Task details → Copy all of the material below exactly.
================================
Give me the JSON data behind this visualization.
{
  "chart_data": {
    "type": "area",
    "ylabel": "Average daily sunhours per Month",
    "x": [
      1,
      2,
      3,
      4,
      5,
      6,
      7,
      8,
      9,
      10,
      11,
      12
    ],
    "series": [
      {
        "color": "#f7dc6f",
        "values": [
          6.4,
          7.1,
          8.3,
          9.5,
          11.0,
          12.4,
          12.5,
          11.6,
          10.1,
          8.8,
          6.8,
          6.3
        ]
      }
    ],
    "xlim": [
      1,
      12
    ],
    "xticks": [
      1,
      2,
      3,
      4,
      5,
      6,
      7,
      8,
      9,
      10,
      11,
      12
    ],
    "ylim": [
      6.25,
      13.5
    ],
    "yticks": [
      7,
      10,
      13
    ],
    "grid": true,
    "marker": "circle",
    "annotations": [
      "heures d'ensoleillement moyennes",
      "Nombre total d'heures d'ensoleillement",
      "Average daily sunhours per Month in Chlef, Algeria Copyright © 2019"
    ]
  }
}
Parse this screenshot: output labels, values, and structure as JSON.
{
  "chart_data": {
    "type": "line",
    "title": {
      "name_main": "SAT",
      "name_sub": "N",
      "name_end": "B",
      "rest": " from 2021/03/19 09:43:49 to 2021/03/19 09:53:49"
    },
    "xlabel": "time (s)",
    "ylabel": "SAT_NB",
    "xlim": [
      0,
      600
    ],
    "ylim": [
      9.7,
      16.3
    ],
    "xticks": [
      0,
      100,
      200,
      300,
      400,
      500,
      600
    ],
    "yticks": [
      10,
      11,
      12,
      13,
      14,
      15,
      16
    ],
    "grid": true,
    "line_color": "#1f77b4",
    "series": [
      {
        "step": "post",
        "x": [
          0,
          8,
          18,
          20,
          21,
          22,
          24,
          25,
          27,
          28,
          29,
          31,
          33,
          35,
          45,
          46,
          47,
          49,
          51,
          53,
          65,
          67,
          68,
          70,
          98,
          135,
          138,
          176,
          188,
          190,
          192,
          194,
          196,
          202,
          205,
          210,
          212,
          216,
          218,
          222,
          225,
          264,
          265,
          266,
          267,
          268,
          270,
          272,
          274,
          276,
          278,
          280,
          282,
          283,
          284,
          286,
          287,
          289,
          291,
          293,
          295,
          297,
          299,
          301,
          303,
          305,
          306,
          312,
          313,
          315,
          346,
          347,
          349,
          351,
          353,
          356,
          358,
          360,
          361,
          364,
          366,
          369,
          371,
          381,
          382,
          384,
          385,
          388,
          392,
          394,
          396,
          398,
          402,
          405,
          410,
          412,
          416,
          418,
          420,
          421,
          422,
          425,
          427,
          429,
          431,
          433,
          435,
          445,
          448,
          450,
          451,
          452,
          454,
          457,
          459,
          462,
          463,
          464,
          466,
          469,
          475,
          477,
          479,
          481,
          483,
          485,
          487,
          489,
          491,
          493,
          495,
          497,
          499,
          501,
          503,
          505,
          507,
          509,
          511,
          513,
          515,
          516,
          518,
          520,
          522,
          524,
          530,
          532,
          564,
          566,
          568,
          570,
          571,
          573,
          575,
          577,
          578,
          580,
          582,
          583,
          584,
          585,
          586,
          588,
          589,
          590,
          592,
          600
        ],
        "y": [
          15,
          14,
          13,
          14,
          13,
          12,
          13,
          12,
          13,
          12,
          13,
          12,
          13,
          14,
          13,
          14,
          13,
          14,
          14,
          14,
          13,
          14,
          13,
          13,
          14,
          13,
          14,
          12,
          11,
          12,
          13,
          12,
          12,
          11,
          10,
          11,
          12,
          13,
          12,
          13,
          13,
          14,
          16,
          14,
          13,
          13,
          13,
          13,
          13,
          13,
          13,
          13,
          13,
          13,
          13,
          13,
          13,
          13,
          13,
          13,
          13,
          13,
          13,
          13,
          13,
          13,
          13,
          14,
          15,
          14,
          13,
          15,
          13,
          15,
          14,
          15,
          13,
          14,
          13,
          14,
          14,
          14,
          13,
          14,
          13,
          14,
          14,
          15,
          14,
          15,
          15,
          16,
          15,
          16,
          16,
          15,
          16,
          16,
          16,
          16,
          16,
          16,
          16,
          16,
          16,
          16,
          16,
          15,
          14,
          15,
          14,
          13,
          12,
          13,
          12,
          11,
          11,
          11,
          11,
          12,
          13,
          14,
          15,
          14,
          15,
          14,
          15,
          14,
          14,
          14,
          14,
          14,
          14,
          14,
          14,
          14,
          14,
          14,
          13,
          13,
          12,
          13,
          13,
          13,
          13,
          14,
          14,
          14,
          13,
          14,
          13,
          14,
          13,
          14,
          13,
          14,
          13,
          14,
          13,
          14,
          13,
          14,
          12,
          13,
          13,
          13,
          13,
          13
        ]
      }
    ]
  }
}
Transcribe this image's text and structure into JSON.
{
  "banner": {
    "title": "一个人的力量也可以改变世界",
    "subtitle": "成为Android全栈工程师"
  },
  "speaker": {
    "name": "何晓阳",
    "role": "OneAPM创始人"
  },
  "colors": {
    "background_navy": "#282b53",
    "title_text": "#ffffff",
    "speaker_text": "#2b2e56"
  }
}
================================
Worked solution →
Give me the JSON data behind this visualization.
{
  "chart_data": {
    "type": "area",
    "ylabel": "Average daily sunhours per Month",
    "x": [
      1,
      2,
      3,
      4,
      5,
      6,
      7,
      8,
      9,
      10,
      11,
      12
    ],
    "series": [
      {
        "color": "#f7dc6f",
        "values": [
          6.4,
          7.1,
          8.3,
          9.5,
          11.0,
          12.4,
          12.5,
          11.6,
          10.1,
          8.8,
          6.8,
          6.3
        ]
      }
    ],
    "xlim": [
      1,
      12
    ],
    "xticks": [
      1,
      2,
      3,
      4,
      5,
      6,
      7,
      8,
      9,
      10,
      11,
      12
    ],
    "ylim": [
      6.25,
      13.5
    ],
    "yticks": [
      7,
      10,
      13
    ],
    "grid": true,
    "marker": "circle",
    "annotations": [
      "heures d'ensoleillement moyennes",
      "Nombre total d'heures d'ensoleillement",
      "Average daily sunhours per Month in Chlef, Algeria Copyright © 2019"
    ]
  }
}
Parse this screenshot: output labels, values, and structure as JSON.
{
  "chart_data": {
    "type": "line",
    "title": {
      "name_main": "SAT",
      "name_sub": "N",
      "name_end": "B",
      "rest": " from 2021/03/19 09:43:49 to 2021/03/19 09:53:49"
    },
    "xlabel": "time (s)",
    "ylabel": "SAT_NB",
    "xlim": [
      0,
      600
    ],
    "ylim": [
      9.7,
      16.3
    ],
    "xticks": [
      0,
      100,
      200,
      300,
      400,
      500,
      600
    ],
    "yticks": [
      10,
      11,
      12,
      13,
      14,
      15,
      16
    ],
    "grid": true,
    "line_color": "#1f77b4",
    "series": [
      {
        "step": "post",
        "x": [
          0,
          8,
          18,
          20,
          21,
          22,
          24,
          25,
          27,
          28,
          29,
          31,
          33,
          35,
          45,
          46,
          47,
          49,
          51,
          53,
          65,
          67,
          68,
          70,
          98,
          135,
          138,
          176,
          188,
          190,
          192,
          194,
          196,
          202,
          205,
          210,
          212,
          216,
          218,
          222,
          225,
          264,
          265,
          266,
          267,
          268,
          270,
          272,
          274,
          276,
          278,
          280,
          282,
          283,
          284,
          286,
          287,
          289,
          291,
          293,
          295,
          297,
          299,
          301,
          303,
          305,
          306,
          312,
          313,
          315,
          346,
          347,
          349,
          351,
          353,
          356,
          358,
          360,
          361,
          364,
          366,
          369,
          371,
          381,
          382,
          384,
          385,
          388,
          392,
          394,
          396,
          398,
          402,
          405,
          410,
          412,
          416,
          418,
          420,
          421,
          422,
          425,
          427,
          429,
          431,
          433,
          435,
          445,
          448,
          450,
          451,
          452,
          454,
          457,
          459,
          462,
          463,
          464,
          466,
          469,
          475,
          477,
          479,
          481,
          483,
          485,
          487,
          489,
          491,
          493,
          495,
          497,
          499,
          501,
          503,
          505,
          507,
          509,
          511,
          513,
          515,
          516,
          518,
          520,
          522,
          524,
          530,
          532,
          564,
          566,
          568,
          570,
          571,
          573,
          575,
          577,
          578,
          580,
          582,
          583,
          584,
          585,
          586,
          588,
          589,
          590,
          592,
          600
        ],
        "y": [
          15,
          14,
          13,
          14,
          13,
          12,
          13,
          12,
          13,
          12,
          13,
          12,
          13,
          14,
          13,
          14,
          13,
          14,
          14,
          14,
          13,
          14,
          13,
          13,
          14,
          13,
          14,
          12,
          11,
          12,
          13,
          12,
          12,
          11,
          10,
          11,
          12,
          13,
          12,
          13,
          13,
          14,
          16,
          14,
          13,
          13,
          13,
          13,
          13,
          13,
          13,
          13,
          13,
          13,
          13,
          13,
          13,
          13,
          13,
          13,
          13,
          13,
          13,
          13,
          13,
          13,
          13,
          14,
          15,
          14,
          13,
          15,
          13,
          15,
          14,
          15,
          13,
          14,
          13,
          14,
          14,
          14,
          13,
          14,
          13,
          14,
          14,
          15,
          14,
          15,
          15,
          16,
          15,
          16,
          16,
          15,
          16,
          16,
          16,
          16,
          16,
          16,
          16,
          16,
          16,
          16,
          16,
          15,
          14,
          15,
          14,
          13,
          12,
          13,
          12,
          11,
          11,
          11,
          11,
          12,
          13,
          14,
          15,
          14,
          15,
          14,
          15,
          14,
          14,
          14,
          14,
          14,
          14,
          14,
          14,
          14,
          14,
          14,
          13,
          13,
          12,
          13,
          13,
          13,
          13,
          14,
          14,
          14,
          13,
          14,
          13,
          14,
          13,
          14,
          13,
          14,
          13,
          14,
          13,
          14,
          13,
          14,
          12,
          13,
          13,
          13,
          13,
          13
        ]
      }
    ]
  }
}
Transcribe this image's text and structure into JSON.
{
  "banner": {
    "title": "一个人的力量也可以改变世界",
    "subtitle": "成为Android全栈工程师"
  },
  "speaker": {
    "name": "何晓阳",
    "role": "OneAPM创始人"
  },
  "colors": {
    "background_navy": "#282b53",
    "title_text": "#ffffff",
    "speaker_text": "#2b2e56"
  }
}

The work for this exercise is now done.